PROBLEM REQUIREMENTS: Examine the material below and count the lines that hold the word "Aiguille". Report only the number.

#####

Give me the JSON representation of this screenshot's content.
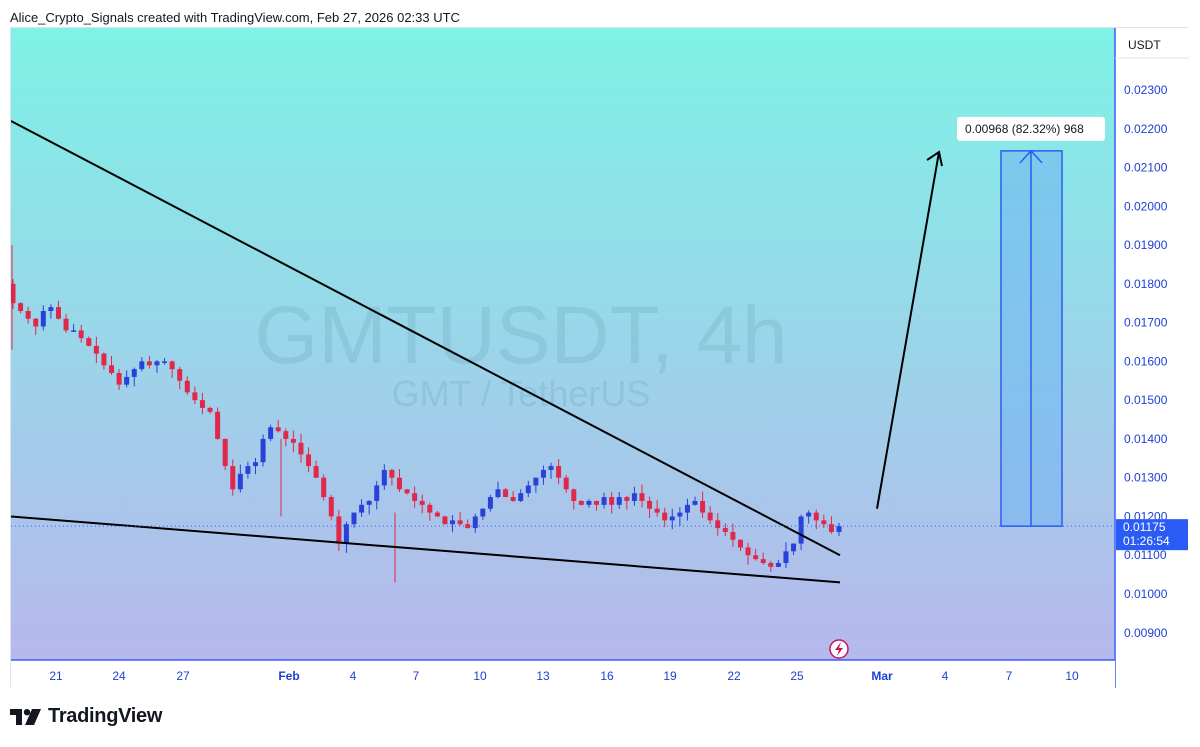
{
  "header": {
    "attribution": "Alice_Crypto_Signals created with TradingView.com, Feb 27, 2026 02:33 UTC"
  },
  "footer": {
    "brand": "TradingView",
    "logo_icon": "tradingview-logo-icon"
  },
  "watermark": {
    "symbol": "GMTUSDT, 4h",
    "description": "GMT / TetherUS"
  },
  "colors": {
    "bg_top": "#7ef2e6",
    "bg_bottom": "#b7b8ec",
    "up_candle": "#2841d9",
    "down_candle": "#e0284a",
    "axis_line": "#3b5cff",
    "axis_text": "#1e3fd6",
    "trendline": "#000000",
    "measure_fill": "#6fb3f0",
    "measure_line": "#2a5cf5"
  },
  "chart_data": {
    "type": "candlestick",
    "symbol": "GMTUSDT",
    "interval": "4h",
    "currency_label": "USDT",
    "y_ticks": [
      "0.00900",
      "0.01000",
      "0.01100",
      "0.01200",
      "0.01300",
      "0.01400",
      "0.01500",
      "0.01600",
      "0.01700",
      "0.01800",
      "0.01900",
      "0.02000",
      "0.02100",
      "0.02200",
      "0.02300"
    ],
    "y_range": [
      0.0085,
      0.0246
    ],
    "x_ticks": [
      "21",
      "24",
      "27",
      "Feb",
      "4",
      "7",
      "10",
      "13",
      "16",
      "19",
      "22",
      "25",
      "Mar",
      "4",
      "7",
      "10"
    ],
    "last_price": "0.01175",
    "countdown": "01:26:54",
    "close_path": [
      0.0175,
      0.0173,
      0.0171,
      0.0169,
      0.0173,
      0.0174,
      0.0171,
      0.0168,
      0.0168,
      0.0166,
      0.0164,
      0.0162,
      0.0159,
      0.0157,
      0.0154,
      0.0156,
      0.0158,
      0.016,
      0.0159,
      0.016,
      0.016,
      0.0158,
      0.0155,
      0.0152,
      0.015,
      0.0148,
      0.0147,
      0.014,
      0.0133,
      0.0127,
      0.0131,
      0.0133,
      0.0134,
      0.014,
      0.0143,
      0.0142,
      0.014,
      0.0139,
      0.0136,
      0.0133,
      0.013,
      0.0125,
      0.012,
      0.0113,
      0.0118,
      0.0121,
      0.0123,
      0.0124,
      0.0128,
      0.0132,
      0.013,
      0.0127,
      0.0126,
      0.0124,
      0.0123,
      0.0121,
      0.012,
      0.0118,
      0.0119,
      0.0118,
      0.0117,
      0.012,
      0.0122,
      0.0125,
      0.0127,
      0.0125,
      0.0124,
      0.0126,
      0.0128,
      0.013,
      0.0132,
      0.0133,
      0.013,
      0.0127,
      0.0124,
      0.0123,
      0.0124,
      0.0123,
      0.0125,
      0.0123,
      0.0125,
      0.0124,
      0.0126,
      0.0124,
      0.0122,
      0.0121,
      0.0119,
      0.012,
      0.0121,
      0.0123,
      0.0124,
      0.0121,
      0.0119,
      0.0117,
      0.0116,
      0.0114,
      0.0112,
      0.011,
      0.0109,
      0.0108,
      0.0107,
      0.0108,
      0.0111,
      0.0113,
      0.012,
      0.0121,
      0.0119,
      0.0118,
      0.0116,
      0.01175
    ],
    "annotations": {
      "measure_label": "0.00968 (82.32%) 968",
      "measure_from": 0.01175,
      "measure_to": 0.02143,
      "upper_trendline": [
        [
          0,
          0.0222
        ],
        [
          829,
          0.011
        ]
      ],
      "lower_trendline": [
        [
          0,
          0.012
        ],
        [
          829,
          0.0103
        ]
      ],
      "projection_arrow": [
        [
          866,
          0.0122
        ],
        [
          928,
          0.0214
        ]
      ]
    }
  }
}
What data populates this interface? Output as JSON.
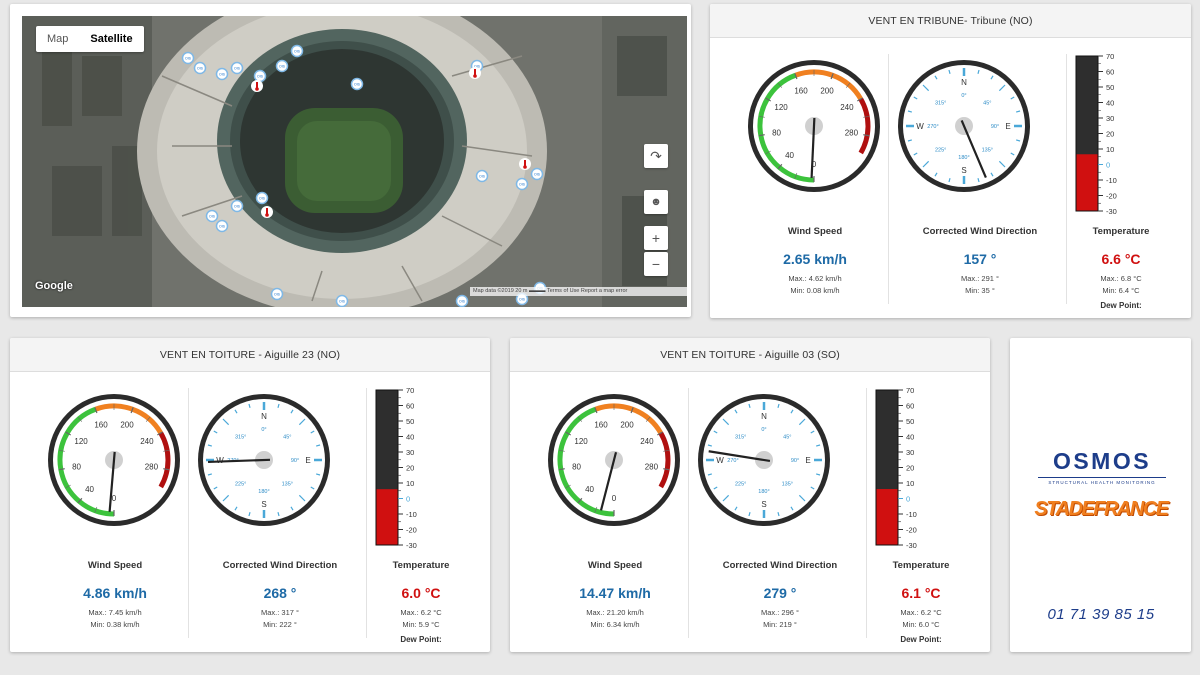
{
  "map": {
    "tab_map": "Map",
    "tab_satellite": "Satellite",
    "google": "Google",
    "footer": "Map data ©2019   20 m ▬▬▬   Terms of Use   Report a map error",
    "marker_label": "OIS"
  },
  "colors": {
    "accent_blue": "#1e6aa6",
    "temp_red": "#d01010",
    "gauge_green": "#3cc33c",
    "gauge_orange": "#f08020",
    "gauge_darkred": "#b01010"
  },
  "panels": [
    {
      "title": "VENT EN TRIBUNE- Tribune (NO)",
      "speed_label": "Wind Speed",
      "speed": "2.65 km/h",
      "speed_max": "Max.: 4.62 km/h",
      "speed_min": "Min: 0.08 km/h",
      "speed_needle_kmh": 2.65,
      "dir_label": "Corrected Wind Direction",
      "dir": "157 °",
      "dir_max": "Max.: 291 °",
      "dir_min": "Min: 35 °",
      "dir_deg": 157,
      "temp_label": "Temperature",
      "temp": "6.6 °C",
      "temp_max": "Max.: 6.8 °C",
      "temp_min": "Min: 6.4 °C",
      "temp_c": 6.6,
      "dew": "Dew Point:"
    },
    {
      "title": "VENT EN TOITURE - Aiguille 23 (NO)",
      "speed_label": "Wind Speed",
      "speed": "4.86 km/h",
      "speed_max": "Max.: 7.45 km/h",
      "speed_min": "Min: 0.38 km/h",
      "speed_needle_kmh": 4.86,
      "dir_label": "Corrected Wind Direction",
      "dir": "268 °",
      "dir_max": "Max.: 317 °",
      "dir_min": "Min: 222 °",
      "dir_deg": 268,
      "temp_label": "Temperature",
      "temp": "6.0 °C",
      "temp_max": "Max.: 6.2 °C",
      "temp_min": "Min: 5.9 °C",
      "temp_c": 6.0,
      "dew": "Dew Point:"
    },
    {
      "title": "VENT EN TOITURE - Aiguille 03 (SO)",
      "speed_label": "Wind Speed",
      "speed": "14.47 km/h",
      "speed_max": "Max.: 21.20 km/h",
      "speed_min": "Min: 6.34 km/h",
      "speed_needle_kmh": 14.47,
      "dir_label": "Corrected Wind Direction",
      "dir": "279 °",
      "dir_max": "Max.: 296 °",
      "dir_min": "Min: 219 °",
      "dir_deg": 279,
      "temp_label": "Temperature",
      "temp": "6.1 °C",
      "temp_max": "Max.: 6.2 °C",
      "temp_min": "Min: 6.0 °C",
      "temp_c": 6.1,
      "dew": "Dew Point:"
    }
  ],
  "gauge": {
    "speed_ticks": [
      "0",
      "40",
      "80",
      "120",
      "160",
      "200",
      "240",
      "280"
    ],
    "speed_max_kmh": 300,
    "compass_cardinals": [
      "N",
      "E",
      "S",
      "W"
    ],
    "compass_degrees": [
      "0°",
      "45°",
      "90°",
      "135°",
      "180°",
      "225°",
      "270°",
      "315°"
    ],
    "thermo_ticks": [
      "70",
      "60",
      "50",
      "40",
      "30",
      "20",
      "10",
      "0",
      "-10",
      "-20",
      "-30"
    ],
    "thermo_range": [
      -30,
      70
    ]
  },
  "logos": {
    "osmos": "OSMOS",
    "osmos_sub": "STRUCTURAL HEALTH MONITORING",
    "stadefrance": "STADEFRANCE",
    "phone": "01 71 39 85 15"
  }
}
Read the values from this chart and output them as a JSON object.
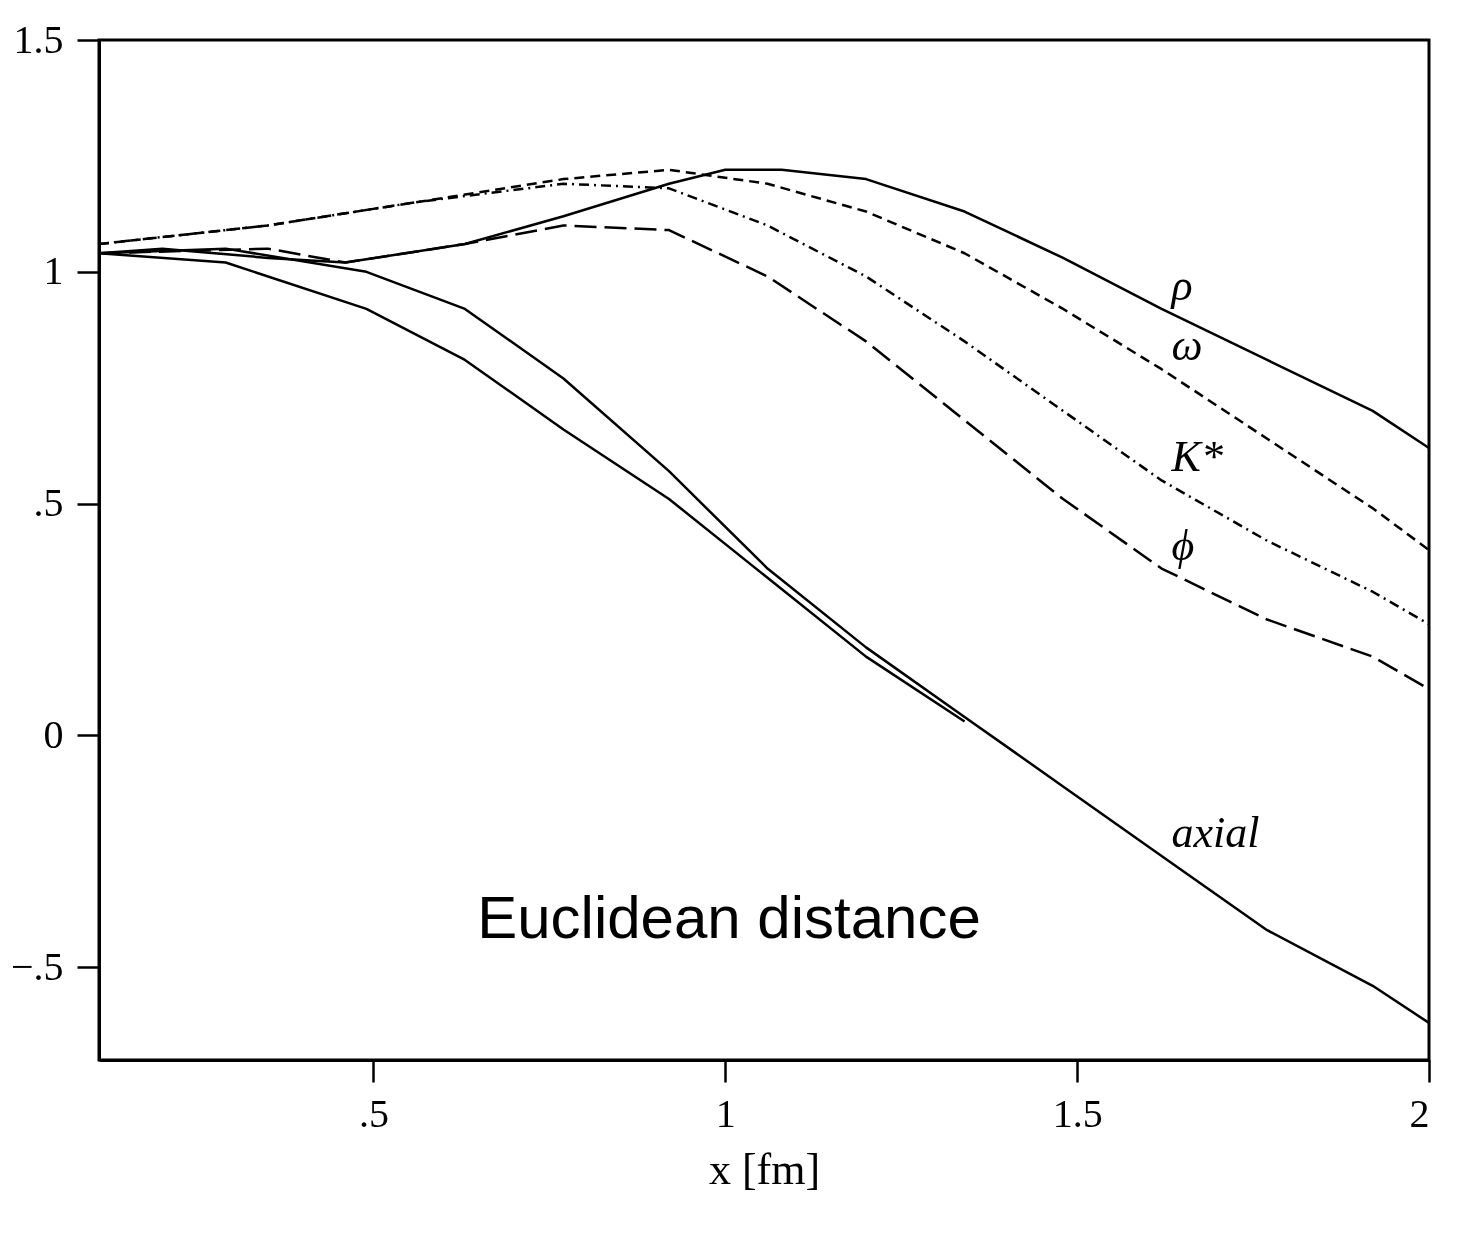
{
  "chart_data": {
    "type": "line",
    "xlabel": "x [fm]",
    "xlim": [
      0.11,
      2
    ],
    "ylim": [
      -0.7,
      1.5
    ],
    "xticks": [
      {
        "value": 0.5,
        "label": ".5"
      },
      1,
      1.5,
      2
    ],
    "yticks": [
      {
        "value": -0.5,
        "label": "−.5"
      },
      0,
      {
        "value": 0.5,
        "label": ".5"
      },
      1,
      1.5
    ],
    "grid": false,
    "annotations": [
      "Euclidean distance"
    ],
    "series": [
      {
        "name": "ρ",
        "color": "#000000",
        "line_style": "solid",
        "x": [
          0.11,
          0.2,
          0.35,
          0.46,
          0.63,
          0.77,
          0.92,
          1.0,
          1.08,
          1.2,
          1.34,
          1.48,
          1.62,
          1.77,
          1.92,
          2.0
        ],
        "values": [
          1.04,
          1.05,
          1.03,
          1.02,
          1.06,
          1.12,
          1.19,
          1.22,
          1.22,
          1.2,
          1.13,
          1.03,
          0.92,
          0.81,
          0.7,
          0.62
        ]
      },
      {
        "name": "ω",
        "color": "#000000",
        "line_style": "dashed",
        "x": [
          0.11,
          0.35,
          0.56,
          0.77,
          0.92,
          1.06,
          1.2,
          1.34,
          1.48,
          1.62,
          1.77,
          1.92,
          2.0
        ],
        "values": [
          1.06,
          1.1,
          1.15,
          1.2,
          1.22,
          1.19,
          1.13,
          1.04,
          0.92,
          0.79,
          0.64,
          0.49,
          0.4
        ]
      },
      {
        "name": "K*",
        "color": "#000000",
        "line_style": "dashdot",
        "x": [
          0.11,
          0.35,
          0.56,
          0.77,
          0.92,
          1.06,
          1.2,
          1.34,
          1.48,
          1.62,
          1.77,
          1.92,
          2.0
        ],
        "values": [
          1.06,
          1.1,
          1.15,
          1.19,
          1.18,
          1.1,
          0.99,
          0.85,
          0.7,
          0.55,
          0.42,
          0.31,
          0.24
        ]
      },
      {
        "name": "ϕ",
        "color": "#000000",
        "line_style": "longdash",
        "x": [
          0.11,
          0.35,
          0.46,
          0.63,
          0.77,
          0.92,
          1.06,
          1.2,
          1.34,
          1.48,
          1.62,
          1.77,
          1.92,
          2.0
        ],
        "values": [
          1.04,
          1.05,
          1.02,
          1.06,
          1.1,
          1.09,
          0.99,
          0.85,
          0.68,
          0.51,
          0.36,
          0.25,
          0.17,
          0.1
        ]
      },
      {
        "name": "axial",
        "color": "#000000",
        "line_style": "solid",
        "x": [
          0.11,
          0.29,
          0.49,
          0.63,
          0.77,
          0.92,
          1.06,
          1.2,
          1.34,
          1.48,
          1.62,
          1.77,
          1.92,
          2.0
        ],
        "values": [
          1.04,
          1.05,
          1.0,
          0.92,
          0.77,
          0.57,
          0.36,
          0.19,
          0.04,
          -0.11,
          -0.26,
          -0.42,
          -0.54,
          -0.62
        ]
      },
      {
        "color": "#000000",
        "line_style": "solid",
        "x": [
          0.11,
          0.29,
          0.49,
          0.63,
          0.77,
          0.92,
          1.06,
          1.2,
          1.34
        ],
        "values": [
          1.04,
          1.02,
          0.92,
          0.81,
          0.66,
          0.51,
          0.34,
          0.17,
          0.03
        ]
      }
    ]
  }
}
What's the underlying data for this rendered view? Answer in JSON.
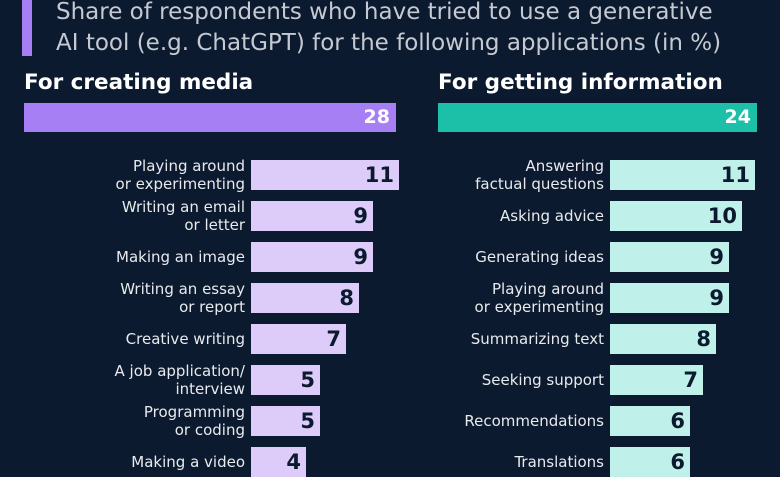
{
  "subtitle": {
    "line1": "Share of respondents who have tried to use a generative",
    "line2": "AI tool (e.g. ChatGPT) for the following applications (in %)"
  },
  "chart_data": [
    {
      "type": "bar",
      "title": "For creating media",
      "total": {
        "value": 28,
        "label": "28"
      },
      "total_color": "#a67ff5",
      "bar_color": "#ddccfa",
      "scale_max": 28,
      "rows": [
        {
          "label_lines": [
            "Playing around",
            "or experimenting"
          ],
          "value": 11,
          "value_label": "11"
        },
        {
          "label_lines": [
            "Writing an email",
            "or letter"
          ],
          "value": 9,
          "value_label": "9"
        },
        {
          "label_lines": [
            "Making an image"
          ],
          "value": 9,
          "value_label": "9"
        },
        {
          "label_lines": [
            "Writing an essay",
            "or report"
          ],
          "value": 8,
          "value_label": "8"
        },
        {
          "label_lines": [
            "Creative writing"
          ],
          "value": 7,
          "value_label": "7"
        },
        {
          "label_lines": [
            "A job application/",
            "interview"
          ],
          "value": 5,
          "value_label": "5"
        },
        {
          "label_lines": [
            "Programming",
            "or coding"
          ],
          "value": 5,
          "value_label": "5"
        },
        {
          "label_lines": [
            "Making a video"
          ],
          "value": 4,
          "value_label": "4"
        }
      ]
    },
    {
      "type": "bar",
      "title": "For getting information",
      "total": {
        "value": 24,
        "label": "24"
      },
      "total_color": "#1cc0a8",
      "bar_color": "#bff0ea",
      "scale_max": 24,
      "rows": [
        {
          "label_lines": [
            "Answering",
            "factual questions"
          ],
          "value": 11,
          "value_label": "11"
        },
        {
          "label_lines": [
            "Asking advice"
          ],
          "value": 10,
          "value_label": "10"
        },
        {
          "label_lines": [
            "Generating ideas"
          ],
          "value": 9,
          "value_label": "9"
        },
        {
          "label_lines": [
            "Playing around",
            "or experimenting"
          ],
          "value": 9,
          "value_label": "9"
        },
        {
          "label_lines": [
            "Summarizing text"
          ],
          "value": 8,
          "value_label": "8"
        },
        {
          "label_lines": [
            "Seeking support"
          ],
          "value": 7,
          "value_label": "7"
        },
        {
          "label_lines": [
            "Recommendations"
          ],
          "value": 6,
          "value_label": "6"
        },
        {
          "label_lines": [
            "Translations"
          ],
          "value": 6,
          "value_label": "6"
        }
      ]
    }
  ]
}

#####

RESULT OF THE EXERCISE: 2